Exercise task
Print each of the entries exactly, leaving nothing out.

Extracts from a graphics dataset
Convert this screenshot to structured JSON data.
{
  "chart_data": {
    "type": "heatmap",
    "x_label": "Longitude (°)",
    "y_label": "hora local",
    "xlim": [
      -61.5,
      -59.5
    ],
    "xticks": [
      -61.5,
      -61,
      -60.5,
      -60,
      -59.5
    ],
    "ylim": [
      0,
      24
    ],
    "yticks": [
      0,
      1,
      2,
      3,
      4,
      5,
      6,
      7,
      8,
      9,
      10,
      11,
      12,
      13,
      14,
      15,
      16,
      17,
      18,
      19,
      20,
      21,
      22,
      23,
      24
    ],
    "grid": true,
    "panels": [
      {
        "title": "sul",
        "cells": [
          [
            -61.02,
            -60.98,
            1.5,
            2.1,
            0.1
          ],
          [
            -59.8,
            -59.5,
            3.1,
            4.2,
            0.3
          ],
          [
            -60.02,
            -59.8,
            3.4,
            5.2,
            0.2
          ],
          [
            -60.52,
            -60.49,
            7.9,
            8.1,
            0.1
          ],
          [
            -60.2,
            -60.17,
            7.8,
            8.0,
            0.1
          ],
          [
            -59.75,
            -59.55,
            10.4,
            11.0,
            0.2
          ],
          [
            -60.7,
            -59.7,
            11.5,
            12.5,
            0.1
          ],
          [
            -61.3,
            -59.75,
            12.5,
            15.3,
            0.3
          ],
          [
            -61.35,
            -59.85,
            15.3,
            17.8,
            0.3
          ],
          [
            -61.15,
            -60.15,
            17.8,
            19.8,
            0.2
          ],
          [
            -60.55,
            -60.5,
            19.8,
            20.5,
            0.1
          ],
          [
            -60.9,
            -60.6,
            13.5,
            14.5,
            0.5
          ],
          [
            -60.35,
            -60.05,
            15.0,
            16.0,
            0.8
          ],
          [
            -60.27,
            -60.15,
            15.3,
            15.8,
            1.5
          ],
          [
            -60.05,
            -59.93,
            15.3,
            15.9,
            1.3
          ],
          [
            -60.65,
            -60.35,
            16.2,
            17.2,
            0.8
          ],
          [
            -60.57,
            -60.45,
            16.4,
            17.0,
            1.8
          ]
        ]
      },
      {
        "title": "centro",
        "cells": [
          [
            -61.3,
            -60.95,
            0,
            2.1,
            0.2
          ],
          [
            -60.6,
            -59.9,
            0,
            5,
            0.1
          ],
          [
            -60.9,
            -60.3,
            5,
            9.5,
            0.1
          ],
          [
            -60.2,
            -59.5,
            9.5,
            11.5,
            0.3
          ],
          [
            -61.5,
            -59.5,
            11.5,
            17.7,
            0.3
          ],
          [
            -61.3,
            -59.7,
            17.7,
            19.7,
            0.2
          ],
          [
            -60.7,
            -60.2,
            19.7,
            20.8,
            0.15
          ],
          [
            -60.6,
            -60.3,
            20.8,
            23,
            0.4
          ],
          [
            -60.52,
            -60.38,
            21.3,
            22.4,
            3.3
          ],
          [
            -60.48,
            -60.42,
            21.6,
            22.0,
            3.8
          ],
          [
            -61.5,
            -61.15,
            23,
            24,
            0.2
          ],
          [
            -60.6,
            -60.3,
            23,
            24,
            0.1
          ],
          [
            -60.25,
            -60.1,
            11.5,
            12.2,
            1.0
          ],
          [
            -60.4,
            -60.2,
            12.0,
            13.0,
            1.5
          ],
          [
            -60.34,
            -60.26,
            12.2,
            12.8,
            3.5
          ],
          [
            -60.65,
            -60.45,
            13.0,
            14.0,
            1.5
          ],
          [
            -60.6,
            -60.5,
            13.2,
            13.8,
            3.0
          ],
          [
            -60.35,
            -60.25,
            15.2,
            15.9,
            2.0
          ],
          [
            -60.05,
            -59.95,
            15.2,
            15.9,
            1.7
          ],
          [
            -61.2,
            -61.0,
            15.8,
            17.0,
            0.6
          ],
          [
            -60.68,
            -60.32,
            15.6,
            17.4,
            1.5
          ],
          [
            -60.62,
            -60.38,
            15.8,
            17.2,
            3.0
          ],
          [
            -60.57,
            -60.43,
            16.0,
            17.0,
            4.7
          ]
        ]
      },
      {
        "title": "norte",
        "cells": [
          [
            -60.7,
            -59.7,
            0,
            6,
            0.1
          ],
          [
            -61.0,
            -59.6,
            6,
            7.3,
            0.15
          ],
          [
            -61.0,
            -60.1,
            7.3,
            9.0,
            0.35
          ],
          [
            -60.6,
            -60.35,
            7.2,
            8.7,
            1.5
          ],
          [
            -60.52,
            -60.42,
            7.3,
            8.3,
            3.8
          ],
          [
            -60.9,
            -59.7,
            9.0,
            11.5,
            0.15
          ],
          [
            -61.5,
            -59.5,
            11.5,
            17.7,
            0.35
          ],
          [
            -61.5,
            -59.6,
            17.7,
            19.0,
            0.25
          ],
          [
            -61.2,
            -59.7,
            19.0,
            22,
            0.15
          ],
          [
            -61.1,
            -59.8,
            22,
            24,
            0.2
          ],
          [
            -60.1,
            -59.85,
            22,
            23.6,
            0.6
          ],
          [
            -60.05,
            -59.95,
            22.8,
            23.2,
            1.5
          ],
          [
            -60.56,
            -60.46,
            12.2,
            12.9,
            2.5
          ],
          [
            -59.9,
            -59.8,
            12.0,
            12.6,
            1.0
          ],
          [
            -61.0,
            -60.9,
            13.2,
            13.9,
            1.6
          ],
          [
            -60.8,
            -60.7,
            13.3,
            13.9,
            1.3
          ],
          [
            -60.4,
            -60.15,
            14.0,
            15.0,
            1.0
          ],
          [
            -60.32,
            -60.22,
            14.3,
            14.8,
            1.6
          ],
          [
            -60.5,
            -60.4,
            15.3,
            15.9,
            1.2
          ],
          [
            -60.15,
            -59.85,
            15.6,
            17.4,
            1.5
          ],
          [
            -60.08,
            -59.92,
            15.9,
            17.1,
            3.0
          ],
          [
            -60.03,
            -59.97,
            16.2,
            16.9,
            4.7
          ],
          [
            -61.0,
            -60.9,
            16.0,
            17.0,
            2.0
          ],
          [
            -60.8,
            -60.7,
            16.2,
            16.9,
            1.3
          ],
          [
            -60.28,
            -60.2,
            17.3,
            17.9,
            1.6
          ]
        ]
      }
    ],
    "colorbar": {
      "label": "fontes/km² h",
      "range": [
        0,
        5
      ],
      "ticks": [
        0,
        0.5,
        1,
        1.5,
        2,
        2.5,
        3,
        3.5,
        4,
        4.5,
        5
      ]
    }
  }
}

Answer to the problem
Convert this screenshot to structured JSON data.
{
  "chart_data": {
    "type": "heatmap",
    "x_label": "Longitude (°)",
    "y_label": "hora local",
    "xlim": [
      -61.5,
      -59.5
    ],
    "xticks": [
      -61.5,
      -61,
      -60.5,
      -60,
      -59.5
    ],
    "ylim": [
      0,
      24
    ],
    "yticks": [
      0,
      1,
      2,
      3,
      4,
      5,
      6,
      7,
      8,
      9,
      10,
      11,
      12,
      13,
      14,
      15,
      16,
      17,
      18,
      19,
      20,
      21,
      22,
      23,
      24
    ],
    "grid": true,
    "panels": [
      {
        "title": "sul",
        "cells": [
          [
            -61.02,
            -60.98,
            1.5,
            2.1,
            0.1
          ],
          [
            -59.8,
            -59.5,
            3.1,
            4.2,
            0.3
          ],
          [
            -60.02,
            -59.8,
            3.4,
            5.2,
            0.2
          ],
          [
            -60.52,
            -60.49,
            7.9,
            8.1,
            0.1
          ],
          [
            -60.2,
            -60.17,
            7.8,
            8.0,
            0.1
          ],
          [
            -59.75,
            -59.55,
            10.4,
            11.0,
            0.2
          ],
          [
            -60.7,
            -59.7,
            11.5,
            12.5,
            0.1
          ],
          [
            -61.3,
            -59.75,
            12.5,
            15.3,
            0.3
          ],
          [
            -61.35,
            -59.85,
            15.3,
            17.8,
            0.3
          ],
          [
            -61.15,
            -60.15,
            17.8,
            19.8,
            0.2
          ],
          [
            -60.55,
            -60.5,
            19.8,
            20.5,
            0.1
          ],
          [
            -60.9,
            -60.6,
            13.5,
            14.5,
            0.5
          ],
          [
            -60.35,
            -60.05,
            15.0,
            16.0,
            0.8
          ],
          [
            -60.27,
            -60.15,
            15.3,
            15.8,
            1.5
          ],
          [
            -60.05,
            -59.93,
            15.3,
            15.9,
            1.3
          ],
          [
            -60.65,
            -60.35,
            16.2,
            17.2,
            0.8
          ],
          [
            -60.57,
            -60.45,
            16.4,
            17.0,
            1.8
          ]
        ]
      },
      {
        "title": "centro",
        "cells": [
          [
            -61.3,
            -60.95,
            0,
            2.1,
            0.2
          ],
          [
            -60.6,
            -59.9,
            0,
            5,
            0.1
          ],
          [
            -60.9,
            -60.3,
            5,
            9.5,
            0.1
          ],
          [
            -60.2,
            -59.5,
            9.5,
            11.5,
            0.3
          ],
          [
            -61.5,
            -59.5,
            11.5,
            17.7,
            0.3
          ],
          [
            -61.3,
            -59.7,
            17.7,
            19.7,
            0.2
          ],
          [
            -60.7,
            -60.2,
            19.7,
            20.8,
            0.15
          ],
          [
            -60.6,
            -60.3,
            20.8,
            23,
            0.4
          ],
          [
            -60.52,
            -60.38,
            21.3,
            22.4,
            3.3
          ],
          [
            -60.48,
            -60.42,
            21.6,
            22.0,
            3.8
          ],
          [
            -61.5,
            -61.15,
            23,
            24,
            0.2
          ],
          [
            -60.6,
            -60.3,
            23,
            24,
            0.1
          ],
          [
            -60.25,
            -60.1,
            11.5,
            12.2,
            1.0
          ],
          [
            -60.4,
            -60.2,
            12.0,
            13.0,
            1.5
          ],
          [
            -60.34,
            -60.26,
            12.2,
            12.8,
            3.5
          ],
          [
            -60.65,
            -60.45,
            13.0,
            14.0,
            1.5
          ],
          [
            -60.6,
            -60.5,
            13.2,
            13.8,
            3.0
          ],
          [
            -60.35,
            -60.25,
            15.2,
            15.9,
            2.0
          ],
          [
            -60.05,
            -59.95,
            15.2,
            15.9,
            1.7
          ],
          [
            -61.2,
            -61.0,
            15.8,
            17.0,
            0.6
          ],
          [
            -60.68,
            -60.32,
            15.6,
            17.4,
            1.5
          ],
          [
            -60.62,
            -60.38,
            15.8,
            17.2,
            3.0
          ],
          [
            -60.57,
            -60.43,
            16.0,
            17.0,
            4.7
          ]
        ]
      },
      {
        "title": "norte",
        "cells": [
          [
            -60.7,
            -59.7,
            0,
            6,
            0.1
          ],
          [
            -61.0,
            -59.6,
            6,
            7.3,
            0.15
          ],
          [
            -61.0,
            -60.1,
            7.3,
            9.0,
            0.35
          ],
          [
            -60.6,
            -60.35,
            7.2,
            8.7,
            1.5
          ],
          [
            -60.52,
            -60.42,
            7.3,
            8.3,
            3.8
          ],
          [
            -60.9,
            -59.7,
            9.0,
            11.5,
            0.15
          ],
          [
            -61.5,
            -59.5,
            11.5,
            17.7,
            0.35
          ],
          [
            -61.5,
            -59.6,
            17.7,
            19.0,
            0.25
          ],
          [
            -61.2,
            -59.7,
            19.0,
            22,
            0.15
          ],
          [
            -61.1,
            -59.8,
            22,
            24,
            0.2
          ],
          [
            -60.1,
            -59.85,
            22,
            23.6,
            0.6
          ],
          [
            -60.05,
            -59.95,
            22.8,
            23.2,
            1.5
          ],
          [
            -60.56,
            -60.46,
            12.2,
            12.9,
            2.5
          ],
          [
            -59.9,
            -59.8,
            12.0,
            12.6,
            1.0
          ],
          [
            -61.0,
            -60.9,
            13.2,
            13.9,
            1.6
          ],
          [
            -60.8,
            -60.7,
            13.3,
            13.9,
            1.3
          ],
          [
            -60.4,
            -60.15,
            14.0,
            15.0,
            1.0
          ],
          [
            -60.32,
            -60.22,
            14.3,
            14.8,
            1.6
          ],
          [
            -60.5,
            -60.4,
            15.3,
            15.9,
            1.2
          ],
          [
            -60.15,
            -59.85,
            15.6,
            17.4,
            1.5
          ],
          [
            -60.08,
            -59.92,
            15.9,
            17.1,
            3.0
          ],
          [
            -60.03,
            -59.97,
            16.2,
            16.9,
            4.7
          ],
          [
            -61.0,
            -60.9,
            16.0,
            17.0,
            2.0
          ],
          [
            -60.8,
            -60.7,
            16.2,
            16.9,
            1.3
          ],
          [
            -60.28,
            -60.2,
            17.3,
            17.9,
            1.6
          ]
        ]
      }
    ],
    "colorbar": {
      "label": "fontes/km² h",
      "range": [
        0,
        5
      ],
      "ticks": [
        0,
        0.5,
        1,
        1.5,
        2,
        2.5,
        3,
        3.5,
        4,
        4.5,
        5
      ]
    }
  }
}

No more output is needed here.